▶ PROBLEM STATEMENT
Please retype the records below exactly, leaving out any pictures.

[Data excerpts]
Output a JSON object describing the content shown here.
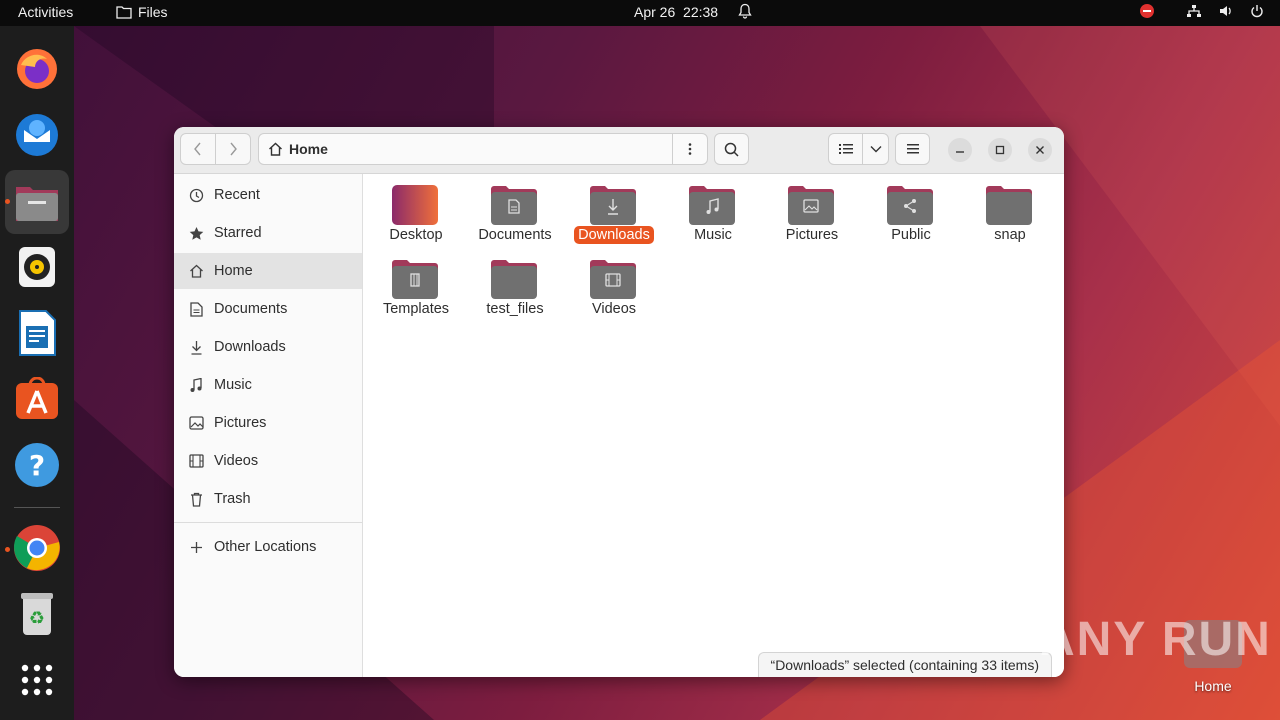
{
  "topbar": {
    "activities": "Activities",
    "app_name": "Files",
    "date": "Apr 26",
    "time": "22:38"
  },
  "dock": {
    "apps": [
      "firefox-icon",
      "thunderbird-icon",
      "files-icon",
      "rhythmbox-icon",
      "writer-icon",
      "software-icon",
      "help-icon",
      "chrome-icon",
      "trash-icon",
      "app-grid-icon"
    ]
  },
  "window": {
    "location": "Home",
    "sidebar": [
      {
        "label": "Recent",
        "icon": "clock-icon"
      },
      {
        "label": "Starred",
        "icon": "star-icon"
      },
      {
        "label": "Home",
        "icon": "home-icon",
        "selected": true
      },
      {
        "label": "Documents",
        "icon": "document-icon"
      },
      {
        "label": "Downloads",
        "icon": "download-icon"
      },
      {
        "label": "Music",
        "icon": "music-icon"
      },
      {
        "label": "Pictures",
        "icon": "picture-icon"
      },
      {
        "label": "Videos",
        "icon": "video-icon"
      },
      {
        "label": "Trash",
        "icon": "trash-icon"
      }
    ],
    "other_locations": "Other Locations",
    "folders": [
      {
        "label": "Desktop",
        "glyph": ""
      },
      {
        "label": "Documents",
        "glyph": "doc"
      },
      {
        "label": "Downloads",
        "glyph": "down",
        "selected": true
      },
      {
        "label": "Music",
        "glyph": "note"
      },
      {
        "label": "Pictures",
        "glyph": "pic"
      },
      {
        "label": "Public",
        "glyph": "share"
      },
      {
        "label": "snap",
        "glyph": ""
      },
      {
        "label": "Templates",
        "glyph": "tpl"
      },
      {
        "label": "test_files",
        "glyph": ""
      },
      {
        "label": "Videos",
        "glyph": "film"
      }
    ],
    "status": "“Downloads” selected  (containing 33 items)"
  },
  "desktop": {
    "home_label": "Home",
    "watermark": "ANY RUN"
  },
  "colors": {
    "accent": "#e95420",
    "folder_top": "#a23a5a",
    "folder_body": "#707070"
  }
}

▶ RESPONSE TO THIS TASK
Output a JSON object describing the content shown here.
{
  "topbar": {
    "activities": "Activities",
    "app_name": "Files",
    "date": "Apr 26",
    "time": "22:38"
  },
  "dock": {
    "apps": [
      "firefox-icon",
      "thunderbird-icon",
      "files-icon",
      "rhythmbox-icon",
      "writer-icon",
      "software-icon",
      "help-icon",
      "chrome-icon",
      "trash-icon",
      "app-grid-icon"
    ]
  },
  "window": {
    "location": "Home",
    "sidebar": [
      {
        "label": "Recent",
        "icon": "clock-icon"
      },
      {
        "label": "Starred",
        "icon": "star-icon"
      },
      {
        "label": "Home",
        "icon": "home-icon",
        "selected": true
      },
      {
        "label": "Documents",
        "icon": "document-icon"
      },
      {
        "label": "Downloads",
        "icon": "download-icon"
      },
      {
        "label": "Music",
        "icon": "music-icon"
      },
      {
        "label": "Pictures",
        "icon": "picture-icon"
      },
      {
        "label": "Videos",
        "icon": "video-icon"
      },
      {
        "label": "Trash",
        "icon": "trash-icon"
      }
    ],
    "other_locations": "Other Locations",
    "folders": [
      {
        "label": "Desktop",
        "glyph": ""
      },
      {
        "label": "Documents",
        "glyph": "doc"
      },
      {
        "label": "Downloads",
        "glyph": "down",
        "selected": true
      },
      {
        "label": "Music",
        "glyph": "note"
      },
      {
        "label": "Pictures",
        "glyph": "pic"
      },
      {
        "label": "Public",
        "glyph": "share"
      },
      {
        "label": "snap",
        "glyph": ""
      },
      {
        "label": "Templates",
        "glyph": "tpl"
      },
      {
        "label": "test_files",
        "glyph": ""
      },
      {
        "label": "Videos",
        "glyph": "film"
      }
    ],
    "status": "“Downloads” selected  (containing 33 items)"
  },
  "desktop": {
    "home_label": "Home",
    "watermark": "ANY RUN"
  },
  "colors": {
    "accent": "#e95420",
    "folder_top": "#a23a5a",
    "folder_body": "#707070"
  }
}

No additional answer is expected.